*DIRECTIONS:* Find every line below that contains the word "title" and copy it out.
###
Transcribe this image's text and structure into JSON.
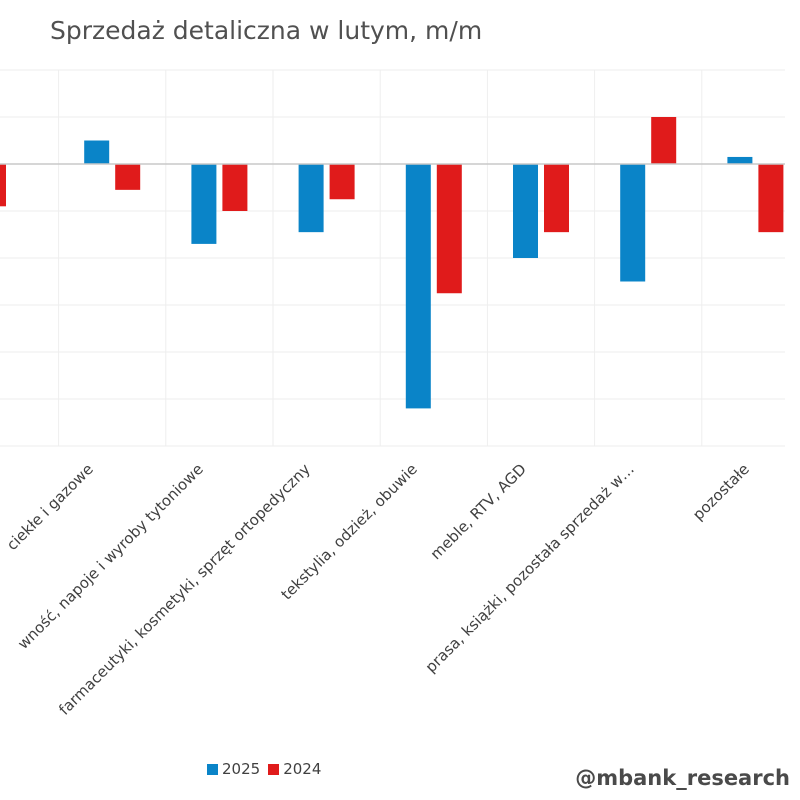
{
  "colors": {
    "series_2025": "#0a84c8",
    "series_2024": "#e01b1b",
    "grid": "#eeeeee",
    "zero_line": "#c8c8c8",
    "text": "#404040"
  },
  "watermark": "@mbank_research",
  "chart_data": {
    "type": "bar",
    "title": "Sprzedaż detaliczna w lutym, m/m",
    "xlabel": "",
    "ylabel": "",
    "ylim": [
      -6,
      2
    ],
    "grid": true,
    "legend_position": "bottom",
    "categories": [
      "paliwa stałe, ciekłe i gazowe",
      "żywność, napoje i wyroby tytoniowe",
      "farmaceutyki, kosmetyki, sprzęt ortopedyczny",
      "tekstylia, odzież, obuwie",
      "meble, RTV, AGD",
      "prasa, książki, pozostała sprzedaż w…",
      "pozostałe"
    ],
    "category_labels_visible": [
      "ciekłe i gazowe",
      "wność, napoje i wyroby tytoniowe",
      "farmaceutyki, kosmetyki, sprzęt ortopedyczny",
      "tekstylia, odzież, obuwie",
      "meble, RTV, AGD",
      "prasa, książki, pozostała sprzedaż w…",
      "pozostałe"
    ],
    "series": [
      {
        "name": "2025",
        "values": [
          0.5,
          -1.7,
          -1.45,
          -5.2,
          -2.0,
          -2.5,
          0.15
        ]
      },
      {
        "name": "2024",
        "values": [
          -0.55,
          -1.0,
          -0.75,
          -2.75,
          -1.45,
          1.0,
          -1.45
        ]
      }
    ],
    "partial_first_category_2024_value": -0.9
  }
}
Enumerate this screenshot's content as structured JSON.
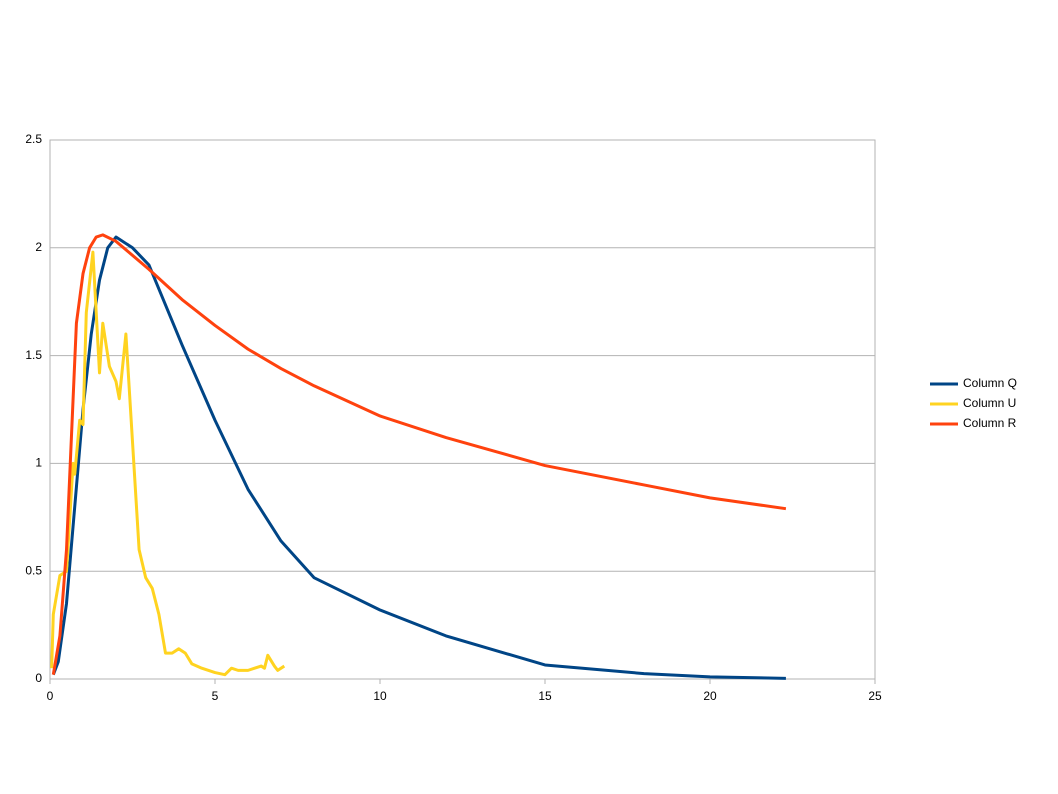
{
  "chart_data": {
    "type": "line",
    "xlim": [
      0,
      25
    ],
    "xticks": [
      0,
      5,
      10,
      15,
      20,
      25
    ],
    "ylim": [
      0,
      2.5
    ],
    "yticks": [
      0,
      0.5,
      1,
      1.5,
      2,
      2.5
    ],
    "grid": true,
    "legend": "right",
    "series": [
      {
        "name": "Column Q",
        "color": "#004586",
        "x": [
          0.1,
          0.25,
          0.5,
          0.75,
          1.0,
          1.25,
          1.5,
          1.75,
          2.0,
          2.5,
          3,
          4,
          5,
          6,
          7,
          8,
          10,
          12,
          15,
          18,
          20,
          22.3
        ],
        "values": [
          0.02,
          0.08,
          0.35,
          0.8,
          1.25,
          1.6,
          1.85,
          2.0,
          2.05,
          2.0,
          1.92,
          1.55,
          1.2,
          0.88,
          0.64,
          0.47,
          0.32,
          0.2,
          0.065,
          0.025,
          0.01,
          0.003
        ]
      },
      {
        "name": "Column U",
        "color": "#ffd320",
        "x": [
          0.05,
          0.1,
          0.3,
          0.5,
          0.7,
          0.75,
          0.9,
          1.0,
          1.1,
          1.3,
          1.4,
          1.5,
          1.6,
          1.8,
          2.0,
          2.1,
          2.3,
          2.5,
          2.7,
          2.9,
          3.1,
          3.3,
          3.5,
          3.7,
          3.9,
          4.1,
          4.3,
          4.6,
          5.0,
          5.3,
          5.5,
          5.7,
          6.0,
          6.2,
          6.4,
          6.5,
          6.6,
          6.8,
          6.9,
          7.1
        ],
        "values": [
          0.05,
          0.3,
          0.48,
          0.5,
          1.0,
          0.95,
          1.2,
          1.18,
          1.7,
          1.98,
          1.7,
          1.42,
          1.65,
          1.45,
          1.38,
          1.3,
          1.6,
          1.1,
          0.6,
          0.47,
          0.42,
          0.3,
          0.12,
          0.12,
          0.14,
          0.12,
          0.07,
          0.05,
          0.03,
          0.02,
          0.05,
          0.04,
          0.04,
          0.05,
          0.06,
          0.05,
          0.11,
          0.06,
          0.04,
          0.06
        ]
      },
      {
        "name": "Column R",
        "color": "#ff420e",
        "x": [
          0.1,
          0.3,
          0.5,
          0.7,
          0.8,
          1.0,
          1.2,
          1.4,
          1.6,
          2.0,
          3,
          4,
          5,
          6,
          7,
          8,
          10,
          12,
          15,
          18,
          20,
          22.3
        ],
        "values": [
          0.02,
          0.2,
          0.6,
          1.3,
          1.65,
          1.88,
          2.0,
          2.05,
          2.06,
          2.03,
          1.9,
          1.76,
          1.64,
          1.53,
          1.44,
          1.36,
          1.22,
          1.12,
          0.99,
          0.9,
          0.84,
          0.79
        ]
      }
    ]
  }
}
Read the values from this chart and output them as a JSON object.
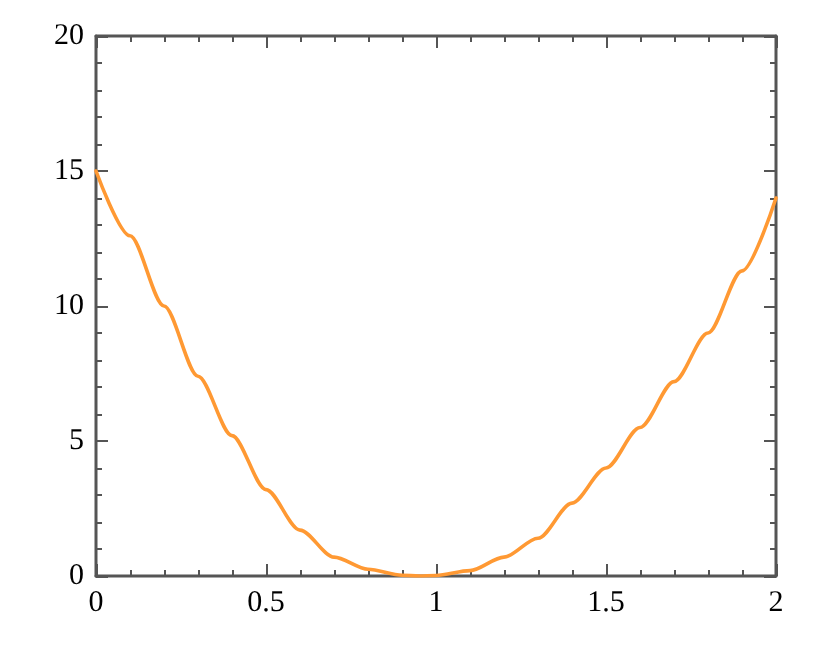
{
  "chart_data": {
    "type": "line",
    "x": [
      0,
      0.1,
      0.2,
      0.3,
      0.4,
      0.5,
      0.6,
      0.7,
      0.8,
      0.9,
      0.95,
      1,
      1.1,
      1.2,
      1.3,
      1.4,
      1.5,
      1.6,
      1.7,
      1.8,
      1.9,
      2
    ],
    "series": [
      {
        "color": "#ff9933",
        "values": [
          15,
          12.6,
          10,
          7.4,
          5.2,
          3.2,
          1.7,
          0.7,
          0.25,
          0.03,
          0,
          0.02,
          0.2,
          0.7,
          1.4,
          2.7,
          4,
          5.5,
          7.2,
          9,
          11.3,
          14
        ]
      }
    ],
    "xlim": [
      0,
      2
    ],
    "ylim": [
      0,
      20
    ],
    "xticks": [
      0,
      0.5,
      1,
      1.5,
      2
    ],
    "yticks": [
      0,
      5,
      10,
      15,
      20
    ],
    "marker": "none",
    "line_style": "solid"
  }
}
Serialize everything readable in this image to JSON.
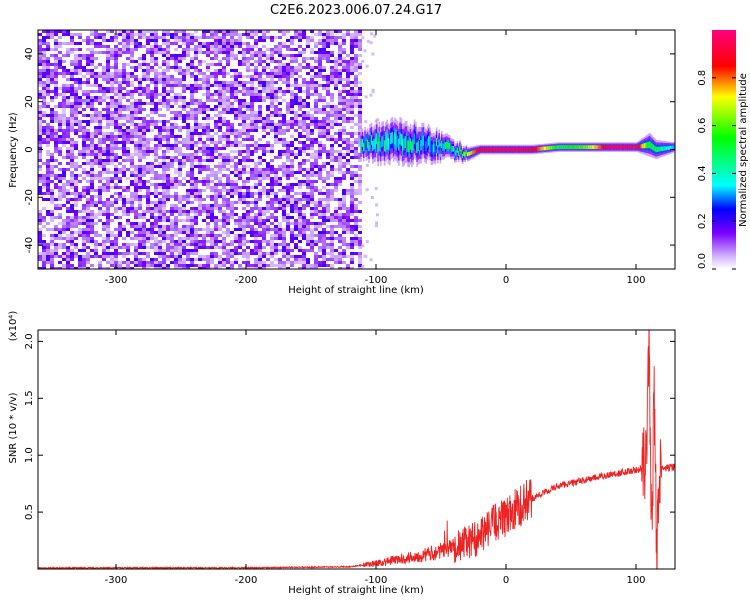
{
  "title": "C2E6.2023.006.07.24.G17",
  "colorbar": {
    "label": "Normalized spectral amplitude",
    "ticks": [
      "0.0",
      "0.2",
      "0.4",
      "0.6",
      "0.8"
    ],
    "range": [
      0,
      1
    ],
    "colors": [
      "#ffffff",
      "#c8a0ff",
      "#7a00ff",
      "#0000ff",
      "#00ffff",
      "#00ff00",
      "#ffff00",
      "#ff0000",
      "#ff0080"
    ]
  },
  "chart_data": [
    {
      "type": "heatmap",
      "xlabel": "Height of straight line (km)",
      "ylabel": "Frequency (Hz)",
      "xlim": [
        -360,
        130
      ],
      "ylim": [
        -50,
        50
      ],
      "xticks": [
        -300,
        -200,
        -100,
        0,
        100
      ],
      "yticks": [
        -40,
        -20,
        0,
        20,
        40
      ],
      "noise_region_km": [
        -360,
        -112
      ],
      "signal_track": {
        "x": [
          -110,
          -100,
          -80,
          -60,
          -40,
          -30,
          -20,
          0,
          20,
          40,
          60,
          80,
          100,
          110,
          115,
          130
        ],
        "center_hz": [
          3,
          3,
          3,
          2,
          0,
          -2,
          0,
          0,
          0,
          1,
          1,
          1,
          1,
          2,
          0,
          1
        ],
        "half_width_hz": [
          6,
          8,
          9,
          7,
          4,
          3,
          2,
          2,
          2,
          2,
          2,
          2,
          2,
          5,
          4,
          2
        ],
        "peak_amplitude": [
          0.4,
          0.5,
          0.45,
          0.4,
          0.5,
          0.7,
          0.9,
          0.95,
          0.9,
          0.5,
          0.6,
          0.95,
          0.95,
          0.5,
          0.5,
          0.3
        ]
      }
    },
    {
      "type": "line",
      "xlabel": "Height of straight line (km)",
      "ylabel": "SNR (10 * v/v)",
      "y_multiplier": "(x10⁴)",
      "xlim": [
        -360,
        130
      ],
      "ylim": [
        0,
        2.1
      ],
      "xticks": [
        -300,
        -200,
        -100,
        0,
        100
      ],
      "yticks": [
        0.5,
        1.0,
        1.5,
        2.0
      ],
      "series": [
        {
          "color": "#ee2222",
          "x": [
            -360,
            -300,
            -200,
            -120,
            -100,
            -80,
            -60,
            -40,
            -20,
            -10,
            0,
            10,
            20,
            40,
            60,
            80,
            100,
            105,
            108,
            110,
            112,
            114,
            116,
            118,
            120,
            130
          ],
          "y": [
            0.01,
            0.01,
            0.01,
            0.02,
            0.05,
            0.09,
            0.13,
            0.19,
            0.28,
            0.4,
            0.45,
            0.55,
            0.62,
            0.73,
            0.78,
            0.83,
            0.87,
            0.88,
            0.95,
            2.05,
            0.25,
            1.55,
            0.1,
            0.9,
            0.88,
            0.9
          ]
        }
      ]
    }
  ]
}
###
*CORRECT RESPONSE:*
    "title": "Sprzedaż detaliczna w lutym, m/m",
  "title": "C2E6.2023.006.07.24.G17",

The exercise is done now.